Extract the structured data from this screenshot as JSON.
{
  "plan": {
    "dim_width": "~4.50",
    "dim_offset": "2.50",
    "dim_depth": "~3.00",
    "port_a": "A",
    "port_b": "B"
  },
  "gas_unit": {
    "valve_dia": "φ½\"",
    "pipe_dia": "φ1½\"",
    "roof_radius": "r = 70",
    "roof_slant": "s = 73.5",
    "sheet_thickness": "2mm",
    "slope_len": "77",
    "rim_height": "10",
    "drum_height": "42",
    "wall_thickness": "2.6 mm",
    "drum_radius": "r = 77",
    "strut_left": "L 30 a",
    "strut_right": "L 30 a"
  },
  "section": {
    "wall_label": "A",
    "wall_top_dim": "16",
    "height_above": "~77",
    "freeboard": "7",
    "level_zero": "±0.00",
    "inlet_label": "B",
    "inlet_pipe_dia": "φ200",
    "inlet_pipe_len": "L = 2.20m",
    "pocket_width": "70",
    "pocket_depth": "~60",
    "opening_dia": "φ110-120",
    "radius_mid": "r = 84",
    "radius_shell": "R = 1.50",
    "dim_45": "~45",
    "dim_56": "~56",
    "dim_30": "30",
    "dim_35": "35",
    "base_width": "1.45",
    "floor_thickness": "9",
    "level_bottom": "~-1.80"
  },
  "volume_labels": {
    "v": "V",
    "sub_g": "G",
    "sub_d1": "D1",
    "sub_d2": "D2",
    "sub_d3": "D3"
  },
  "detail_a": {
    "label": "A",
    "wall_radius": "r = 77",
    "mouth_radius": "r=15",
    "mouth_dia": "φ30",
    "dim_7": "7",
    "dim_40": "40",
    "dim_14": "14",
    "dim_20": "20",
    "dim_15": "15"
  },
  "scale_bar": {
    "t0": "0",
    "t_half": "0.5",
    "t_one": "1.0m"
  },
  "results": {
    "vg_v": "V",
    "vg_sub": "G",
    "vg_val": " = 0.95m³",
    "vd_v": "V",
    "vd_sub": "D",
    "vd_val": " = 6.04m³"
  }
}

• • • • • • •

Repeat every record, exactly as written.

Extract the structured data from this screenshot as JSON.
{
  "plan": {
    "dim_width": "~4.50",
    "dim_offset": "2.50",
    "dim_depth": "~3.00",
    "port_a": "A",
    "port_b": "B"
  },
  "gas_unit": {
    "valve_dia": "φ½\"",
    "pipe_dia": "φ1½\"",
    "roof_radius": "r = 70",
    "roof_slant": "s = 73.5",
    "sheet_thickness": "2mm",
    "slope_len": "77",
    "rim_height": "10",
    "drum_height": "42",
    "wall_thickness": "2.6 mm",
    "drum_radius": "r = 77",
    "strut_left": "L 30 a",
    "strut_right": "L 30 a"
  },
  "section": {
    "wall_label": "A",
    "wall_top_dim": "16",
    "height_above": "~77",
    "freeboard": "7",
    "level_zero": "±0.00",
    "inlet_label": "B",
    "inlet_pipe_dia": "φ200",
    "inlet_pipe_len": "L = 2.20m",
    "pocket_width": "70",
    "pocket_depth": "~60",
    "opening_dia": "φ110-120",
    "radius_mid": "r = 84",
    "radius_shell": "R = 1.50",
    "dim_45": "~45",
    "dim_56": "~56",
    "dim_30": "30",
    "dim_35": "35",
    "base_width": "1.45",
    "floor_thickness": "9",
    "level_bottom": "~-1.80"
  },
  "volume_labels": {
    "v": "V",
    "sub_g": "G",
    "sub_d1": "D1",
    "sub_d2": "D2",
    "sub_d3": "D3"
  },
  "detail_a": {
    "label": "A",
    "wall_radius": "r = 77",
    "mouth_radius": "r=15",
    "mouth_dia": "φ30",
    "dim_7": "7",
    "dim_40": "40",
    "dim_14": "14",
    "dim_20": "20",
    "dim_15": "15"
  },
  "scale_bar": {
    "t0": "0",
    "t_half": "0.5",
    "t_one": "1.0m"
  },
  "results": {
    "vg_v": "V",
    "vg_sub": "G",
    "vg_val": " = 0.95m³",
    "vd_v": "V",
    "vd_sub": "D",
    "vd_val": " = 6.04m³"
  }
}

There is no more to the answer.